Write out every entry precisely as given, leaving the pictures out.

Entries from a visual dataset
^^^^^^^^^^^^^^^^
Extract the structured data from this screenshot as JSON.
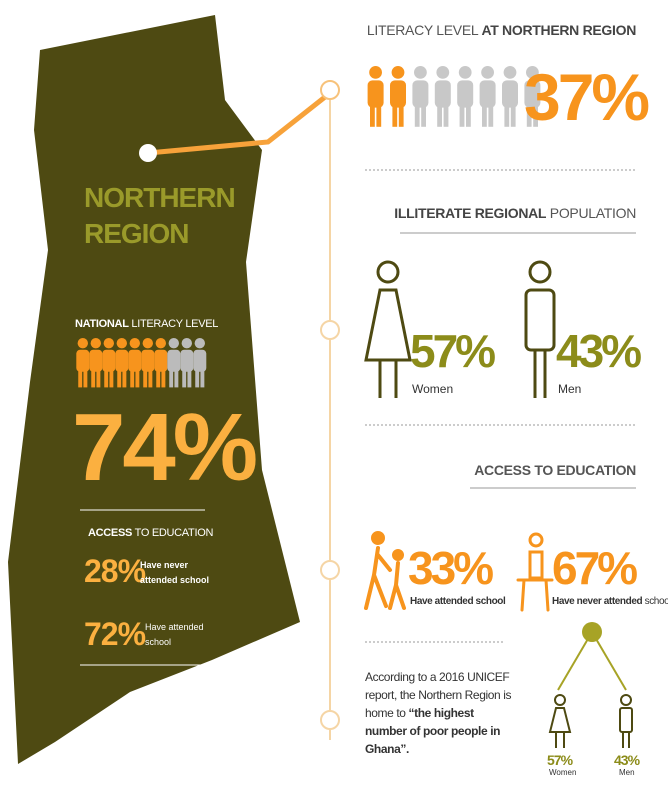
{
  "map": {
    "region": "NORTHERN REGION",
    "national": {
      "label_bold": "NATIONAL",
      "label_light": "LITERACY LEVEL",
      "value": "74%"
    },
    "access": {
      "label_bold": "ACCESS",
      "label_light": "TO EDUCATION",
      "items": [
        {
          "value": "28%",
          "label": "Have never attended school"
        },
        {
          "value": "72%",
          "label": "Have attended school"
        }
      ]
    }
  },
  "northern_literacy": {
    "title_light": "LITERACY LEVEL",
    "title_bold": "AT NORTHERN REGION",
    "value": "37%"
  },
  "illiterate": {
    "title_bold": "ILLITERATE REGIONAL",
    "title_light": "POPULATION",
    "items": [
      {
        "value": "57%",
        "label": "Women"
      },
      {
        "value": "43%",
        "label": "Men"
      }
    ]
  },
  "access": {
    "title": "ACCESS TO EDUCATION",
    "items": [
      {
        "value": "33%",
        "label": "Have attended school"
      },
      {
        "value": "67%",
        "label_bold": "Have never attended",
        "label_light": "school"
      }
    ]
  },
  "unicef": {
    "text": "According to a 2016 UNICEF report, the Northern Region is home to",
    "bold": "“the highest number of poor people in Ghana”.",
    "tree": [
      {
        "value": "57%",
        "label": "Women"
      },
      {
        "value": "43%",
        "label": "Men"
      }
    ]
  }
}
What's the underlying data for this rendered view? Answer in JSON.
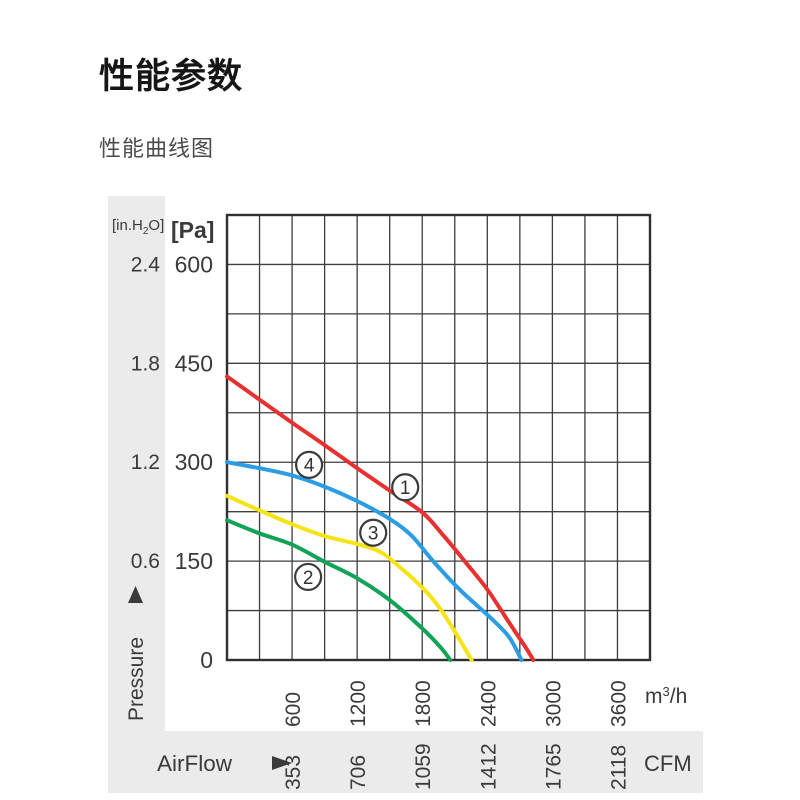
^^^^^^^^^^^^^^^^
Written response =>
Extract the structured data from this screenshot as JSON.
{
  "map": {
    "region": "NORTHERN REGION",
    "national": {
      "label_bold": "NATIONAL",
      "label_light": "LITERACY LEVEL",
      "value": "74%"
    },
    "access": {
      "label_bold": "ACCESS",
      "label_light": "TO EDUCATION",
      "items": [
        {
          "value": "28%",
          "label": "Have never attended school"
        },
        {
          "value": "72%",
          "label": "Have attended school"
        }
      ]
    }
  },
  "northern_literacy": {
    "title_light": "LITERACY LEVEL",
    "title_bold": "AT NORTHERN REGION",
    "value": "37%"
  },
  "illiterate": {
    "title_bold": "ILLITERATE REGIONAL",
    "title_light": "POPULATION",
    "items": [
      {
        "value": "57%",
        "label": "Women"
      },
      {
        "value": "43%",
        "label": "Men"
      }
    ]
  },
  "access": {
    "title": "ACCESS TO EDUCATION",
    "items": [
      {
        "value": "33%",
        "label": "Have attended school"
      },
      {
        "value": "67%",
        "label_bold": "Have never attended",
        "label_light": "school"
      }
    ]
  },
  "unicef": {
    "text": "According to a 2016 UNICEF report, the Northern Region is home to",
    "bold": "“the highest number of poor people in Ghana”.",
    "tree": [
      {
        "value": "57%",
        "label": "Women"
      },
      {
        "value": "43%",
        "label": "Men"
      }
    ]
  }
}
What's the underlying data for this rendered view? Answer in JSON.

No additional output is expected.